Extracted data records
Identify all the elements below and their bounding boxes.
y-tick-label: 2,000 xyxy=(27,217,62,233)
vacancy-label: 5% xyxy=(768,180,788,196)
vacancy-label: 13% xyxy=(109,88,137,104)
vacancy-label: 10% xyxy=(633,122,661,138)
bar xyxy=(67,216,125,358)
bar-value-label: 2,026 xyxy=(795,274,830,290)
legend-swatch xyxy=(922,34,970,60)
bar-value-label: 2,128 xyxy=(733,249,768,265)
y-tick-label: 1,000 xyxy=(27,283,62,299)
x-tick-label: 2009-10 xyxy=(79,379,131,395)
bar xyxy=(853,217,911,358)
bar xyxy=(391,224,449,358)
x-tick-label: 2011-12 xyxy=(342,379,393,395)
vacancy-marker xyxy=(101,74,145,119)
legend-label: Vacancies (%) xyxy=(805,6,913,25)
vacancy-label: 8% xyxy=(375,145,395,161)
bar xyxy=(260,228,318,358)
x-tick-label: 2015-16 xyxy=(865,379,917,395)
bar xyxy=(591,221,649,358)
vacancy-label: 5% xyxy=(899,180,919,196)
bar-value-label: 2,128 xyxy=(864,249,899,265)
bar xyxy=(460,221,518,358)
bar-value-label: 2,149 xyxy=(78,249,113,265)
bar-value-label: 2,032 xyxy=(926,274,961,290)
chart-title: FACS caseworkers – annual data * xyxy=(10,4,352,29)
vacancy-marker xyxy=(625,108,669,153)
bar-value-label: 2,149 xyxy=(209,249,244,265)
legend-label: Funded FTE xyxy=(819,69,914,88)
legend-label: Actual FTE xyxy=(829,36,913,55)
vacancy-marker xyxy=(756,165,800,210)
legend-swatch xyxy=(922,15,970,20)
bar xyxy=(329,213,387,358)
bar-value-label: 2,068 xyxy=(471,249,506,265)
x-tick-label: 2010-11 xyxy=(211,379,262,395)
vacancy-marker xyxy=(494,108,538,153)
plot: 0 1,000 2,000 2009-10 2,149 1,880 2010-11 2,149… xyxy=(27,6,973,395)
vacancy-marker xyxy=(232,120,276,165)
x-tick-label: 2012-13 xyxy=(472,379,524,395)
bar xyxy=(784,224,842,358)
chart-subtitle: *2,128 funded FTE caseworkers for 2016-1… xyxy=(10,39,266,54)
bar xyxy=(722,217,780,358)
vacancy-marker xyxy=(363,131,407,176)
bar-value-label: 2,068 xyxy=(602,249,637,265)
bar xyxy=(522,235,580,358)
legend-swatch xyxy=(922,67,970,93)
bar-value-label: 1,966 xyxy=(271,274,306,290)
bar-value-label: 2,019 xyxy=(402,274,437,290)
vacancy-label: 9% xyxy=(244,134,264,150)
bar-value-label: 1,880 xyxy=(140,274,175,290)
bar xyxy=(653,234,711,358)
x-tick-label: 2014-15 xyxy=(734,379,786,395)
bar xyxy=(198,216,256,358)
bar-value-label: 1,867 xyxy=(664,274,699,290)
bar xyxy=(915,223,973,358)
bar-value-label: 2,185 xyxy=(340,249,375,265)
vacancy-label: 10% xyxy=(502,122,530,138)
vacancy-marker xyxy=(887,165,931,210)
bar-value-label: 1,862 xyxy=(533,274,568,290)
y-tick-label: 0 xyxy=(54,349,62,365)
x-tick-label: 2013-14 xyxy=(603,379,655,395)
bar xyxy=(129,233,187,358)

▸ EXERCISE
Please recast every line of the records above as a numbered list, leaving out any blank lines.

▸ COMPLETE RESPONSE
1. Identify all the elements below and their bounding boxes.
2. y-tick-label: 2,000 xyxy=(27,217,62,233)
3. vacancy-label: 5% xyxy=(768,180,788,196)
4. vacancy-label: 13% xyxy=(109,88,137,104)
5. vacancy-label: 10% xyxy=(633,122,661,138)
6. bar xyxy=(67,216,125,358)
7. bar-value-label: 2,026 xyxy=(795,274,830,290)
8. legend-swatch xyxy=(922,34,970,60)
9. bar-value-label: 2,128 xyxy=(733,249,768,265)
10. y-tick-label: 1,000 xyxy=(27,283,62,299)
11. x-tick-label: 2009-10 xyxy=(79,379,131,395)
12. bar xyxy=(853,217,911,358)
13. bar xyxy=(391,224,449,358)
14. x-tick-label: 2011-12 xyxy=(342,379,393,395)
15. vacancy-marker xyxy=(101,74,145,119)
16. legend-label: Vacancies (%) xyxy=(805,6,913,25)
17. vacancy-label: 8% xyxy=(375,145,395,161)
18. bar xyxy=(260,228,318,358)
19. x-tick-label: 2015-16 xyxy=(865,379,917,395)
20. bar xyxy=(591,221,649,358)
21. vacancy-label: 5% xyxy=(899,180,919,196)
22. bar-value-label: 2,128 xyxy=(864,249,899,265)
23. bar xyxy=(460,221,518,358)
24. bar-value-label: 2,149 xyxy=(78,249,113,265)
25. bar-value-label: 2,032 xyxy=(926,274,961,290)
26. chart-title: FACS caseworkers – annual data * xyxy=(10,4,352,29)
27. vacancy-marker xyxy=(625,108,669,153)
28. bar-value-label: 2,149 xyxy=(209,249,244,265)
29. legend-label: Funded FTE xyxy=(819,69,914,88)
30. legend-label: Actual FTE xyxy=(829,36,913,55)
31. vacancy-marker xyxy=(756,165,800,210)
32. legend-swatch xyxy=(922,15,970,20)
33. bar xyxy=(329,213,387,358)
34. bar-value-label: 2,068 xyxy=(471,249,506,265)
35. x-tick-label: 2010-11 xyxy=(211,379,262,395)
36. vacancy-marker xyxy=(494,108,538,153)
37. plot: 0 1,000 2,000 2009-10 2,149 1,880 2010-11 2,149… xyxy=(27,6,973,395)
38. vacancy-marker xyxy=(232,120,276,165)
39. x-tick-label: 2012-13 xyxy=(472,379,524,395)
40. bar xyxy=(784,224,842,358)
41. chart-subtitle: *2,128 funded FTE caseworkers for 2016-1… xyxy=(10,39,266,54)
42. bar xyxy=(722,217,780,358)
43. vacancy-marker xyxy=(363,131,407,176)
44. bar-value-label: 2,068 xyxy=(602,249,637,265)
45. bar xyxy=(522,235,580,358)
46. legend-swatch xyxy=(922,67,970,93)
47. bar-value-label: 1,966 xyxy=(271,274,306,290)
48. bar-value-label: 2,019 xyxy=(402,274,437,290)
49. vacancy-label: 9% xyxy=(244,134,264,150)
50. bar-value-label: 1,880 xyxy=(140,274,175,290)
51. bar xyxy=(653,234,711,358)
52. x-tick-label: 2014-15 xyxy=(734,379,786,395)
53. bar xyxy=(198,216,256,358)
54. bar-value-label: 1,867 xyxy=(664,274,699,290)
55. bar xyxy=(915,223,973,358)
56. bar-value-label: 2,185 xyxy=(340,249,375,265)
57. vacancy-label: 10% xyxy=(502,122,530,138)
58. vacancy-marker xyxy=(887,165,931,210)
59. bar-value-label: 1,862 xyxy=(533,274,568,290)
60. y-tick-label: 0 xyxy=(54,349,62,365)
61. x-tick-label: 2013-14 xyxy=(603,379,655,395)
62. bar xyxy=(129,233,187,358)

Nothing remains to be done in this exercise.